**Task to carry out:** Find each line with "name" and copy it.

--- START Records provided ---

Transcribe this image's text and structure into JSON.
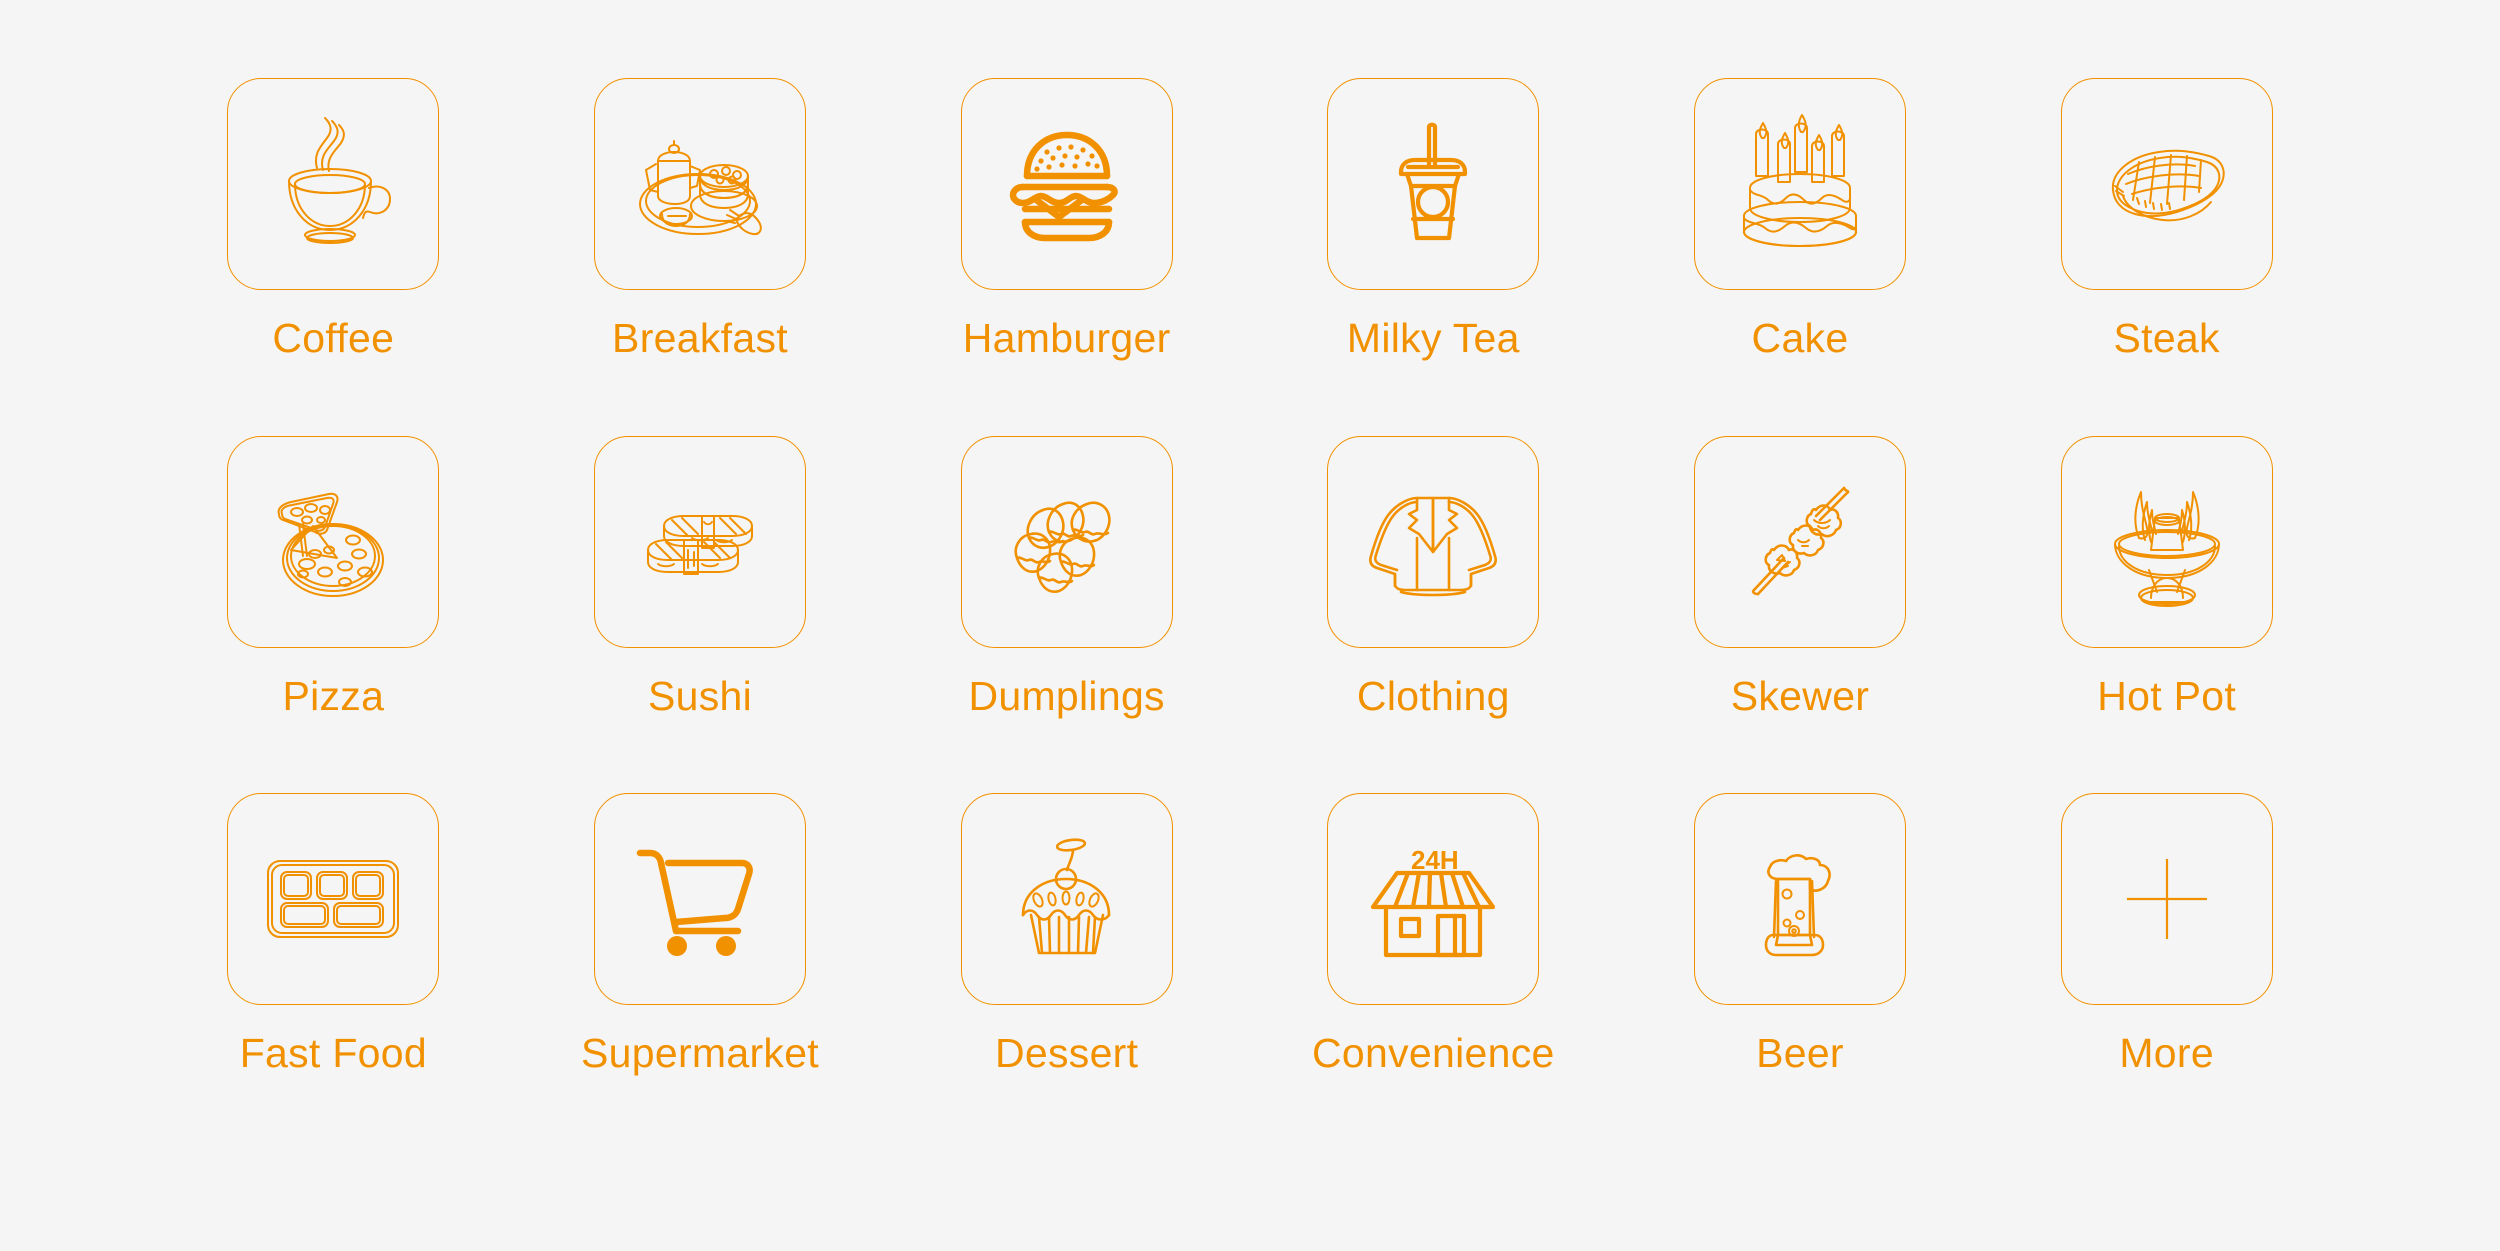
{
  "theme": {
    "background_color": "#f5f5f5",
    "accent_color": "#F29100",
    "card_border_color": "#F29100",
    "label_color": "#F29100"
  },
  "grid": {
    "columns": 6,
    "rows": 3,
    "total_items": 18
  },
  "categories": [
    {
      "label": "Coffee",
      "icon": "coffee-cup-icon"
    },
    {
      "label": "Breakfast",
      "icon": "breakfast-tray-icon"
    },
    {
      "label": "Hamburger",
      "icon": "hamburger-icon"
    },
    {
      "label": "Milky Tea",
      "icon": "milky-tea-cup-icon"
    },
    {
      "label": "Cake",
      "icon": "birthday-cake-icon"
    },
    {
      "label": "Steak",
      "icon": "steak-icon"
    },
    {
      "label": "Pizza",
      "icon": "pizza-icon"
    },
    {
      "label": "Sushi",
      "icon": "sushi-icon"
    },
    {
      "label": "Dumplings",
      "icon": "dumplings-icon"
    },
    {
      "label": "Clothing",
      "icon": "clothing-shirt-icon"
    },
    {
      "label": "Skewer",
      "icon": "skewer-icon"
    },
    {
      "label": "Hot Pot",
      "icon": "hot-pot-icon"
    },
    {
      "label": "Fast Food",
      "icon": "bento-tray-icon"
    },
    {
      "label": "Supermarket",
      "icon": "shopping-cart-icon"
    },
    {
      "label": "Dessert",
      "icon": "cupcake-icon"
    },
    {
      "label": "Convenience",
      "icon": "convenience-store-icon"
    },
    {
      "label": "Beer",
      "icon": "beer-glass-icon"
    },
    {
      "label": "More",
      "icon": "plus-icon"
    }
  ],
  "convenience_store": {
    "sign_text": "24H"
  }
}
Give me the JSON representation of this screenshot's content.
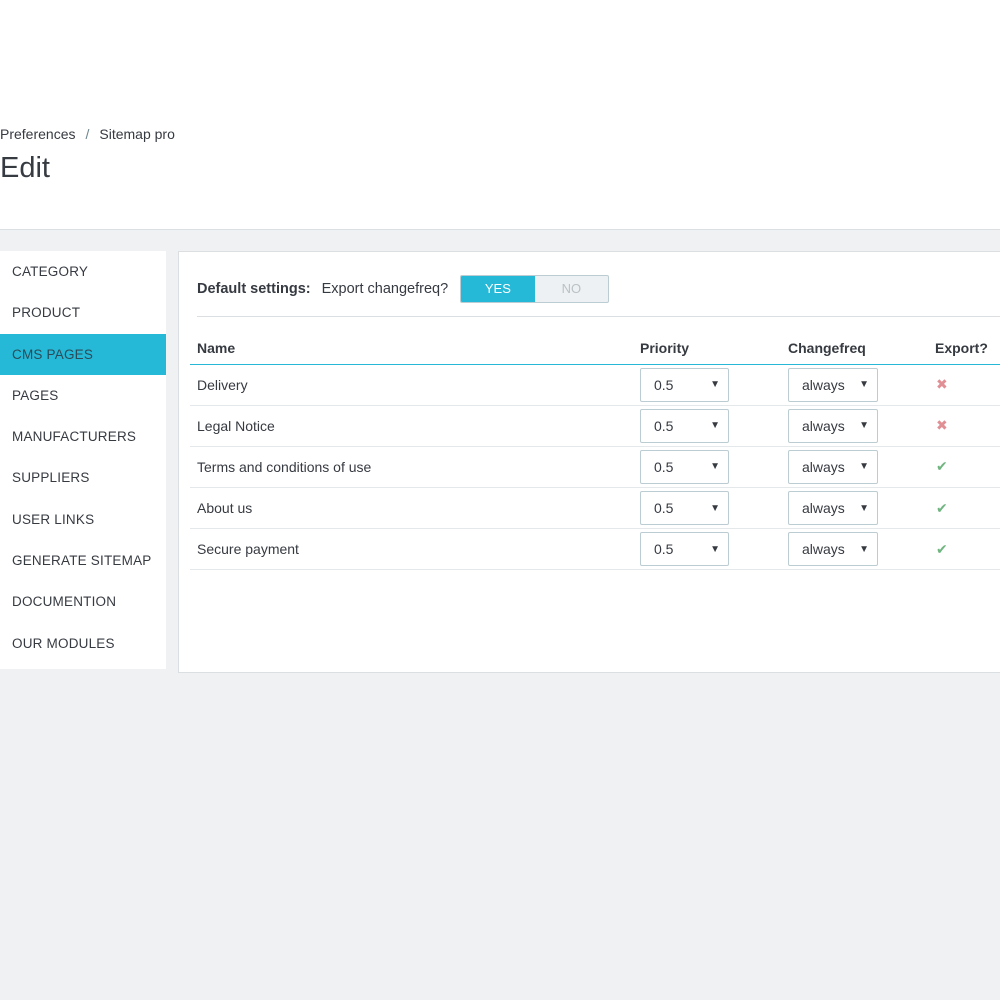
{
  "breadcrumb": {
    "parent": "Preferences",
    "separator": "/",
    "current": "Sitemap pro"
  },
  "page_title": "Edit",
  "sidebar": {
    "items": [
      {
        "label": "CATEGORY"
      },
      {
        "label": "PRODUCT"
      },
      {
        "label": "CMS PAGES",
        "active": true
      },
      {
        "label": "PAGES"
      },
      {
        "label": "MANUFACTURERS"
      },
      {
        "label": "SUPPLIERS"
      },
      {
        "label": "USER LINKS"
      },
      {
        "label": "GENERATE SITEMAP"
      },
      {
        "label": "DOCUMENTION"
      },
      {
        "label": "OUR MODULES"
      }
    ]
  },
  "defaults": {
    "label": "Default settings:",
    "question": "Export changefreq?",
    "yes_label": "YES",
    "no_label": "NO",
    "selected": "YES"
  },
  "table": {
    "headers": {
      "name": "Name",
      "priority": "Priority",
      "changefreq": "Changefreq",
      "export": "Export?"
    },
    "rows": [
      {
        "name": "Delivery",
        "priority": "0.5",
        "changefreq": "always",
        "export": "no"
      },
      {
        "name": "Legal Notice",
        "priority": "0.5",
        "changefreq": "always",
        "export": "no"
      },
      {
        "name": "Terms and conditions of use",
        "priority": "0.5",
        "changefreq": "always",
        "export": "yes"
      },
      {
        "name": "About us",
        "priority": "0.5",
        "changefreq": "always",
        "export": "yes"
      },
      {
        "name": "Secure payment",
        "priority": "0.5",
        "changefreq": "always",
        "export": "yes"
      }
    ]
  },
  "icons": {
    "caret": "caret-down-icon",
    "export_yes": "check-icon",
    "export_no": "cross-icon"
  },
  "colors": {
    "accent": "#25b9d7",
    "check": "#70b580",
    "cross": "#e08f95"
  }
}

--- END Records provided ---

**The completed task:**
      "name": "Name",
        "name": "Delivery",
        "name": "Legal Notice",
        "name": "Terms and conditions of use",
        "name": "About us",
        "name": "Secure payment",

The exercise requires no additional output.